● What is being asked: Can you print, word for word, every line of the material below from the one containing "panel-b-x-tick-label: -1.5 [382, 406, 406, 422]" down to the one containing "List UI elements and their [x0, y0, x1, y1]", with both of those lines included?
— Start of Entries supplied —
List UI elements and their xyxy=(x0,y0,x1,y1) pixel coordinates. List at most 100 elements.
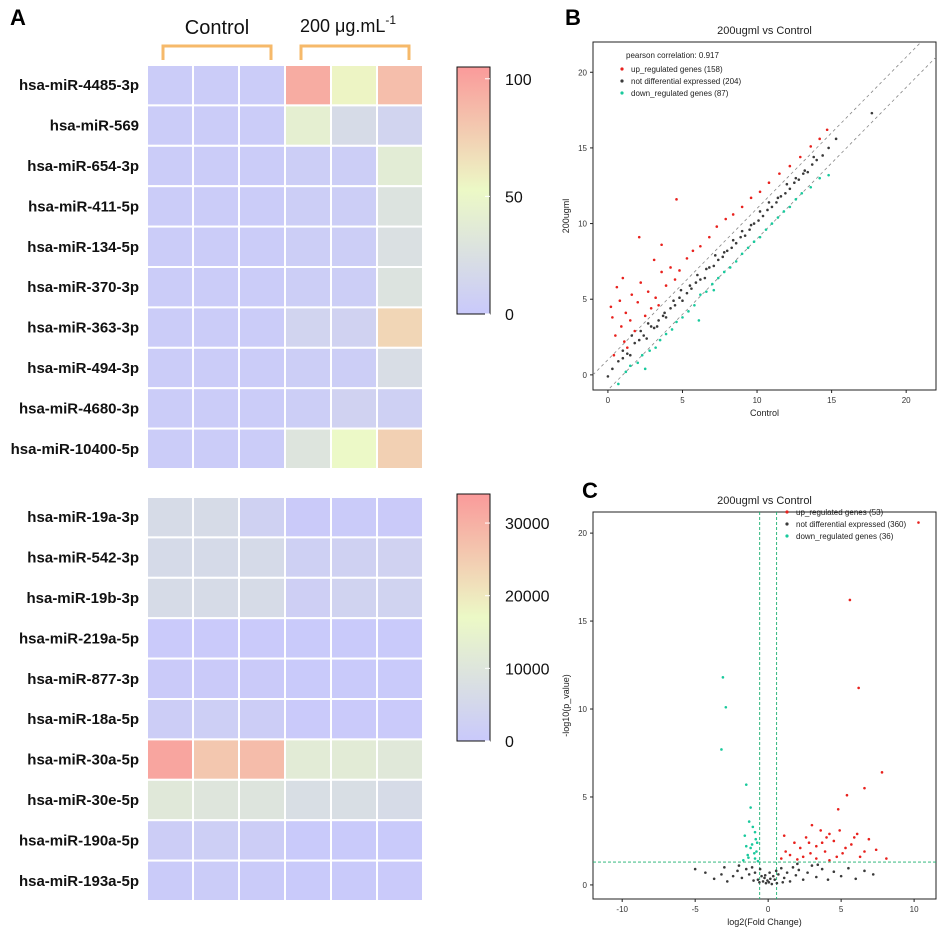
heatmap-cell xyxy=(238,185,286,228)
up-point xyxy=(654,296,657,300)
neutral-point xyxy=(870,111,874,115)
heatmap-row-label: hsa-miR-134-5p xyxy=(27,239,139,256)
up-point xyxy=(620,325,623,328)
up-point xyxy=(810,823,814,827)
neutral-point xyxy=(815,875,818,879)
neutral-point xyxy=(797,868,801,872)
up-point xyxy=(793,841,796,845)
down-point xyxy=(643,367,647,371)
neutral-point xyxy=(763,873,767,877)
plot-frame xyxy=(592,511,937,900)
neutral-point xyxy=(791,866,795,869)
up-point xyxy=(832,839,836,843)
heatmap-cell xyxy=(146,266,194,309)
heatmap-cell xyxy=(330,346,378,390)
heatmap-cell xyxy=(238,387,286,430)
heatmap-cell xyxy=(192,144,240,188)
heatmap-row-label: hsa-miR-654-3p xyxy=(27,158,139,175)
up-point xyxy=(844,846,847,850)
neutral-point xyxy=(747,873,751,876)
down-point xyxy=(800,192,804,195)
heatmap-cell xyxy=(146,387,194,430)
scale-tick-label: 20000 xyxy=(505,589,550,606)
down-point xyxy=(664,332,668,336)
up-point xyxy=(612,353,616,357)
down-point xyxy=(749,806,752,809)
down-point xyxy=(648,349,651,352)
neutral-point xyxy=(793,181,796,185)
neutral-point xyxy=(704,871,707,874)
neutral-point xyxy=(678,296,681,300)
correlation-text: pearson correlation: 0.917 xyxy=(626,51,720,60)
up-point xyxy=(621,276,625,280)
neutral-point xyxy=(736,869,739,873)
heatmap-cell xyxy=(330,819,378,862)
down-point xyxy=(744,783,748,786)
down-point xyxy=(728,266,732,269)
neutral-point xyxy=(688,284,692,287)
down-point xyxy=(724,705,728,709)
heatmap-cell xyxy=(146,306,194,349)
heatmap-cell xyxy=(284,306,332,349)
color-scale-bar xyxy=(456,493,491,742)
up-point xyxy=(657,303,660,307)
neutral-point xyxy=(781,880,785,884)
legend-marker-up xyxy=(785,510,789,514)
heatmap-cell xyxy=(238,859,286,902)
down-point xyxy=(742,859,745,862)
neutral-point xyxy=(652,326,656,330)
neutral-point xyxy=(771,874,775,878)
down-point xyxy=(636,361,640,365)
heatmap-cell xyxy=(192,306,240,349)
x-tick-label: 0 xyxy=(606,396,611,405)
up-point xyxy=(614,334,617,337)
neutral-point xyxy=(770,882,774,886)
neutral-point xyxy=(722,251,726,254)
color-scale-bar xyxy=(456,66,491,315)
neutral-point xyxy=(758,867,762,871)
scale-tick-label: 50 xyxy=(505,189,523,206)
heatmap-block-1: hsa-miR-4485-3p hsa-miR-569 hsa-miR-654-3p… xyxy=(11,64,532,471)
heatmap-cell xyxy=(238,64,286,107)
up-point xyxy=(807,841,811,845)
up-point xyxy=(796,858,799,861)
neutral-point xyxy=(796,862,799,866)
up-point xyxy=(779,857,783,860)
up-point xyxy=(691,249,695,253)
up-point xyxy=(863,786,866,790)
scatter-panel: 200ugml vs Control 0 5 10 15 20 0 5 10 15 20 Contro… xyxy=(561,25,937,418)
legend-marker-neutral xyxy=(620,79,624,83)
up-point xyxy=(626,346,629,349)
up-point xyxy=(633,329,637,333)
neutral-point xyxy=(827,146,830,150)
up-point xyxy=(804,836,808,839)
up-point xyxy=(664,284,668,287)
heatmap-cell xyxy=(376,387,424,430)
down-point xyxy=(818,176,821,180)
heatmap-cell xyxy=(330,427,378,471)
treated-prefix: 200 μg.mL xyxy=(300,16,385,36)
down-point xyxy=(734,260,738,263)
down-point xyxy=(654,346,657,349)
heatmap-cell xyxy=(238,698,286,741)
heatmap-cell xyxy=(284,427,332,471)
down-point xyxy=(755,841,759,845)
scale-tick-label: 10000 xyxy=(505,661,550,678)
up-point xyxy=(630,293,634,296)
heatmap-cell xyxy=(330,387,378,430)
up-point xyxy=(820,841,824,845)
heatmap-cell xyxy=(238,144,286,188)
plot-area xyxy=(593,512,936,899)
heatmap-cell xyxy=(284,617,332,660)
heatmap-cell xyxy=(238,536,286,579)
down-point xyxy=(628,364,632,368)
heatmap-cell xyxy=(146,225,194,269)
neutral-point xyxy=(731,238,735,242)
down-point xyxy=(749,846,752,850)
neutral-point xyxy=(655,325,659,328)
plot-frame xyxy=(592,41,937,391)
up-point xyxy=(749,196,753,200)
y-tick-label: 0 xyxy=(583,881,588,890)
heatmap-cell xyxy=(330,225,378,269)
y-tick-label: 5 xyxy=(583,295,588,304)
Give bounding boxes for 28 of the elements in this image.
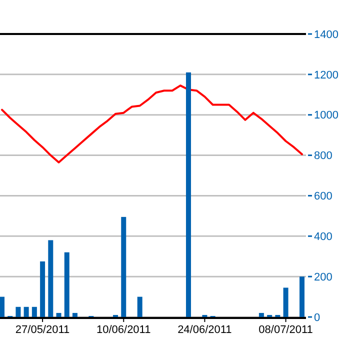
bar	[258, 312, 264, 317]
x-tick-label: 10/06/2011	[96, 324, 151, 336]
bar	[24, 306, 29, 317]
x-tick-label: 24/06/2011	[178, 324, 232, 336]
line-series	[1, 84, 303, 164]
y-tick-label: 1000	[314, 110, 338, 122]
bar	[64, 252, 70, 317]
bar	[56, 312, 62, 317]
x-tick-label: 08/07/2011	[258, 324, 313, 336]
y-tick-label: 800	[314, 150, 332, 162]
bar	[72, 312, 78, 317]
x-tick-label: 27/05/2011	[15, 324, 70, 336]
bar	[32, 306, 37, 317]
y-tick-label: 600	[314, 190, 332, 203]
y-tick-label: 1200	[314, 69, 338, 82]
bar	[40, 261, 46, 317]
bar	[121, 216, 126, 317]
bar	[137, 296, 142, 317]
y-tick-label: 1400	[314, 28, 338, 41]
y-tick-label: 200	[314, 271, 332, 284]
bar	[16, 306, 21, 317]
y-tick-label: 400	[314, 230, 332, 243]
bar	[48, 240, 54, 317]
y-tick-label: 0	[314, 312, 320, 324]
bar	[300, 276, 304, 317]
bar	[186, 72, 191, 317]
bar	[0, 296, 4, 317]
bar	[283, 288, 288, 317]
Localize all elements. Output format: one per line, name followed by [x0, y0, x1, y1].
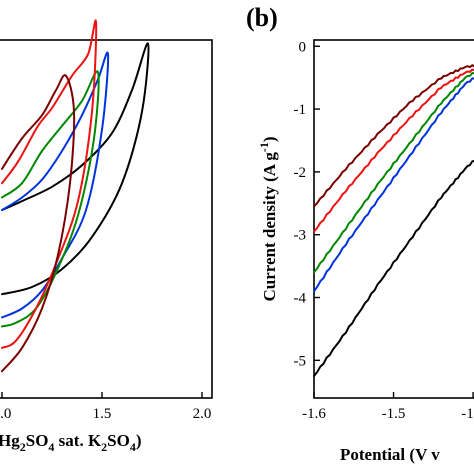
panel-b-x-tick-label: -1.5 [382, 406, 406, 422]
panel-a-frame [0, 39, 213, 399]
panel-a-series-line-2 [1, 51, 110, 319]
panel-b-y-ticks: 0 -1 -2 -3 -4 -5 [294, 39, 320, 369]
panel-b-x-ticks: -1.6 -1.5 -1.4 [302, 392, 474, 422]
panel-a-x-ticks: 1.0 1.5 2.0 [0, 392, 211, 422]
panel-a-series-line-1 [1, 42, 150, 296]
panel-b-y-tick-label: -4 [294, 291, 307, 307]
panel-b-y-tick-label: -3 [294, 228, 307, 244]
panel-b-y-tick-label: 0 [299, 39, 307, 55]
panel-b-frame [313, 39, 474, 399]
panel-a: 1.0 1.5 2.0 Hg2SO4 sat. K2SO4) [0, 19, 213, 454]
panel-a-x-tick-label: 2.0 [193, 406, 212, 422]
panel-b-y-tick-label: -2 [294, 165, 307, 181]
panel-b-x-tick-label: -1.6 [302, 406, 326, 422]
panel-b-x-axis-label: Potential (V v [340, 445, 440, 464]
panel-b: (b) -1.6 -1.5 -1.4 0 -1 -2 -3 -4 -5 Current den… [246, 3, 474, 464]
panel-b-y-tick-label: -1 [294, 102, 307, 118]
panel-a-series-line-5 [1, 74, 76, 373]
panel-a-series-line-4 [1, 19, 98, 349]
panel-b-series-line-2 [313, 77, 474, 293]
panel-b-y-axis-label: Current density (A g-1) [257, 136, 279, 301]
panel-b-series [313, 64, 474, 377]
panel-a-x-tick-label: 1.0 [0, 406, 11, 422]
panel-a-series [1, 19, 150, 373]
panel-b-series-line-5 [313, 64, 474, 208]
panel-b-x-tick-label: -1.4 [461, 406, 474, 422]
panel-b-series-line-4 [313, 68, 474, 233]
panel-a-x-axis-label: Hg2SO4 sat. K2SO4) [0, 431, 142, 454]
panel-b-series-line-3 [313, 72, 474, 274]
panel-a-x-tick-label: 1.5 [93, 406, 112, 422]
panel-b-series-line-1 [313, 159, 474, 377]
panel-b-label: (b) [246, 3, 278, 32]
panel-b-y-tick-label: -5 [294, 353, 307, 369]
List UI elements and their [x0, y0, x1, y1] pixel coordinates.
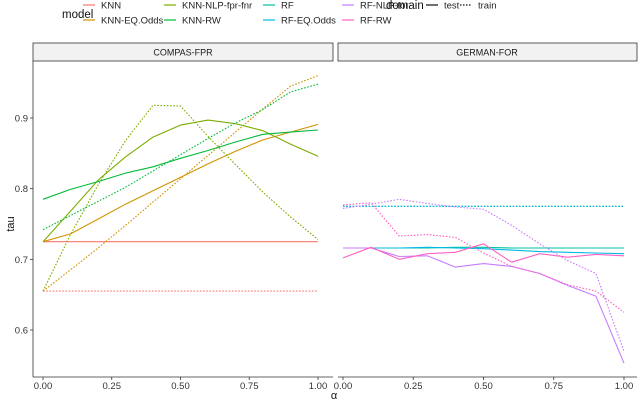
series-knn-rw-test: [42, 129, 319, 200]
y-axis-title: tau: [5, 216, 17, 231]
legend-label: RF-EQ.Odds: [281, 16, 336, 27]
series-knn-eq-odds-train: [42, 75, 319, 292]
y-tick-label: 0.6: [15, 326, 28, 337]
legend-label: KNN-NLP-fpr-fnr: [182, 1, 252, 12]
series-rf-eq-odds-test: [343, 246, 625, 255]
x-tick-label: 0.00: [334, 381, 353, 392]
legend-domain-label: test: [444, 1, 460, 12]
series-rf-rw-test: [342, 243, 625, 263]
legend-item-rf: RF: [263, 1, 294, 12]
legend-item-rf-eq-odds: RF-EQ.Odds: [263, 16, 336, 27]
legend-label: KNN-RW: [182, 16, 221, 27]
x-tick-label: 0.75: [240, 381, 259, 392]
x-tick-label: 0.25: [103, 381, 122, 392]
legend-domains: test train: [426, 1, 496, 12]
legend-domain-label: train: [478, 1, 496, 12]
series-rf-nlp-for-test: [343, 247, 625, 364]
x-tick-label: 0.75: [545, 381, 564, 392]
legend-item-knn-rw: KNN-RW: [164, 16, 221, 27]
legend-item-knn: KNN: [83, 1, 121, 12]
plot-area-german-for: [342, 198, 625, 364]
legend-label: RF-NLP-for: [360, 1, 409, 12]
x-tick-label: 0.25: [404, 381, 423, 392]
x-ticks-right: 0.00 0.25 0.50 0.75 1.00: [334, 377, 634, 392]
legend-label: RF-RW: [360, 16, 392, 27]
legend-domain-test: test: [426, 1, 460, 12]
legend-model-title: model: [62, 9, 93, 21]
x-tick-label: 0.50: [474, 381, 493, 392]
panel-german-for: GERMAN-FOR 0.00 0.25 0.50 0.75 1.00: [334, 42, 638, 392]
y-tick-label: 0.9: [15, 114, 28, 125]
strip-german-for: [337, 42, 638, 62]
series-rf-rw-train: [342, 202, 625, 313]
legend-item-knn-nlp-fpr-fnr: KNN-NLP-fpr-fnr: [164, 1, 252, 12]
series-knn-nlp-fpr-fnr-train: [42, 104, 319, 292]
legend-label: KNN-EQ.Odds: [101, 16, 164, 27]
legend-item-rf-nlp-for: RF-NLP-for: [342, 1, 409, 12]
legend-models: KNN KNN-EQ.Odds KNN-NLP-fpr-fnr KNN-RW RF RF-…: [83, 1, 409, 27]
x-tick-label: 1.00: [615, 381, 634, 392]
y-ticks: 0.6 0.7 0.8 0.9: [15, 114, 33, 337]
legend-label: RF: [281, 1, 294, 12]
legend: model KNN KNN-EQ.Odds KNN-NLP-fpr-fnr KNN-R…: [62, 0, 496, 27]
plot-area-compas-fpr: [42, 75, 319, 292]
x-tick-label: 0.00: [34, 381, 53, 392]
series-knn-nlp-fpr-fnr-test: [42, 119, 319, 243]
series-knn-rw-train: [42, 83, 319, 231]
y-tick-label: 0.8: [15, 184, 28, 195]
legend-item-rf-rw: RF-RW: [342, 16, 392, 27]
legend-domain-train: train: [460, 1, 496, 12]
panel-title-compas-fpr: COMPAS-FPR: [153, 48, 213, 58]
legend-item-knn-eq-odds: KNN-EQ.Odds: [83, 16, 164, 27]
series-knn-eq-odds-test: [42, 123, 319, 243]
x-tick-label: 0.50: [171, 381, 190, 392]
x-ticks-left: 0.00 0.25 0.50 0.75 1.00: [34, 377, 328, 392]
series-rf-nlp-for-train: [342, 198, 625, 352]
y-tick-label: 0.7: [15, 255, 28, 266]
panel-compas-fpr: COMPAS-FPR 0.00 0.25 0.50 0.75 1.00: [32, 42, 334, 392]
strip-compas-fpr: [32, 42, 334, 62]
x-tick-label: 1.00: [309, 381, 328, 392]
legend-domain-title: domain: [386, 0, 424, 12]
panel-title-german-for: GERMAN-FOR: [456, 48, 518, 58]
legend-label: KNN: [101, 1, 121, 12]
x-axis-title: α: [331, 390, 338, 402]
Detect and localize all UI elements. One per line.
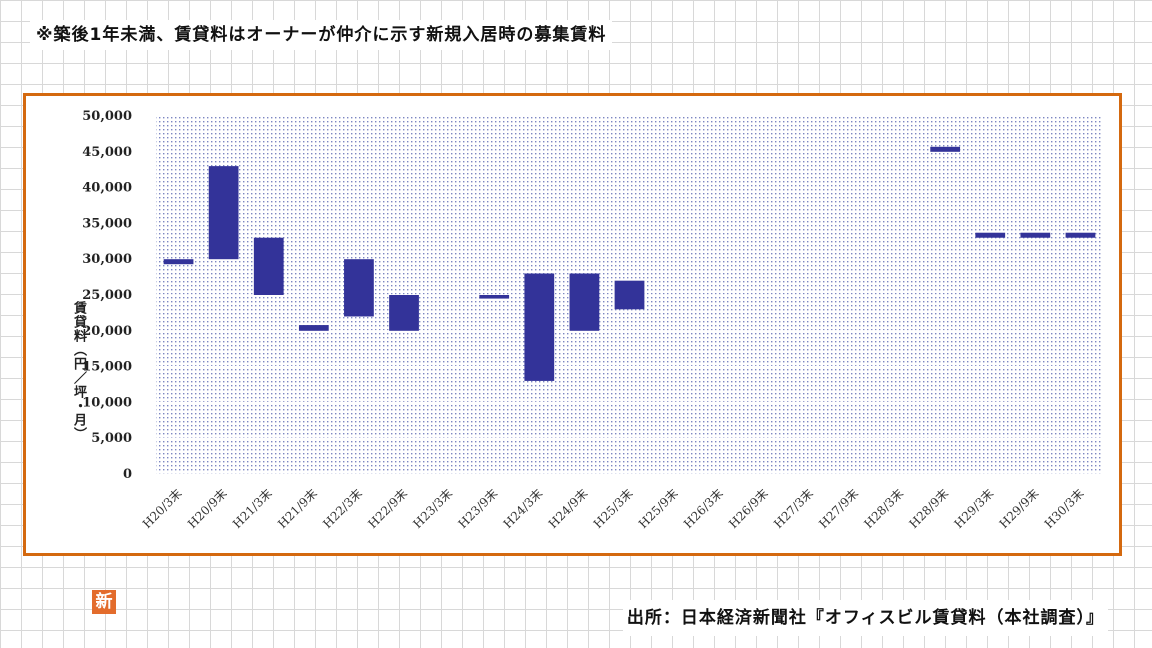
— End of Entries supplied —
● Result below:
panel-b-x-tick-label: -1.5 [382, 406, 406, 422]
panel-a-frame [0, 39, 213, 399]
panel-a-series-line-2 [1, 51, 110, 319]
panel-b-y-ticks: 0 -1 -2 -3 -4 -5 [294, 39, 320, 369]
panel-b-x-ticks: -1.6 -1.5 -1.4 [302, 392, 474, 422]
panel-a-x-ticks: 1.0 1.5 2.0 [0, 392, 211, 422]
panel-a-series-line-1 [1, 42, 150, 296]
panel-b-y-tick-label: -4 [294, 291, 307, 307]
panel-b-y-tick-label: -3 [294, 228, 307, 244]
panel-b-y-tick-label: 0 [299, 39, 307, 55]
panel-b-frame [313, 39, 474, 399]
panel-a: 1.0 1.5 2.0 Hg2SO4 sat. K2SO4) [0, 19, 213, 454]
panel-a-x-tick-label: 2.0 [193, 406, 212, 422]
panel-b-y-tick-label: -2 [294, 165, 307, 181]
panel-b-x-tick-label: -1.6 [302, 406, 326, 422]
panel-b-x-axis-label: Potential (V v [340, 445, 440, 464]
panel-b: (b) -1.6 -1.5 -1.4 0 -1 -2 -3 -4 -5 Current den… [246, 3, 474, 464]
panel-b-y-tick-label: -1 [294, 102, 307, 118]
panel-a-series-line-5 [1, 74, 76, 373]
panel-a-series-line-4 [1, 19, 98, 349]
panel-b-series-line-2 [313, 77, 474, 293]
panel-b-y-axis-label: Current density (A g-1) [257, 136, 279, 301]
panel-b-series [313, 64, 474, 377]
panel-a-x-tick-label: 1.0 [0, 406, 11, 422]
panel-a-series [1, 19, 150, 373]
panel-b-series-line-5 [313, 64, 474, 208]
panel-b-x-tick-label: -1.4 [461, 406, 474, 422]
panel-b-series-line-4 [313, 68, 474, 233]
panel-a-x-axis-label: Hg2SO4 sat. K2SO4) [0, 431, 142, 454]
panel-b-series-line-3 [313, 72, 474, 274]
panel-a-x-tick-label: 1.5 [93, 406, 112, 422]
panel-b-series-line-1 [313, 159, 474, 377]
panel-b-label: (b) [246, 3, 278, 32]
panel-b-y-tick-label: -5 [294, 353, 307, 369]
List UI elements and their [x0, y0, x1, y1] pixel coordinates.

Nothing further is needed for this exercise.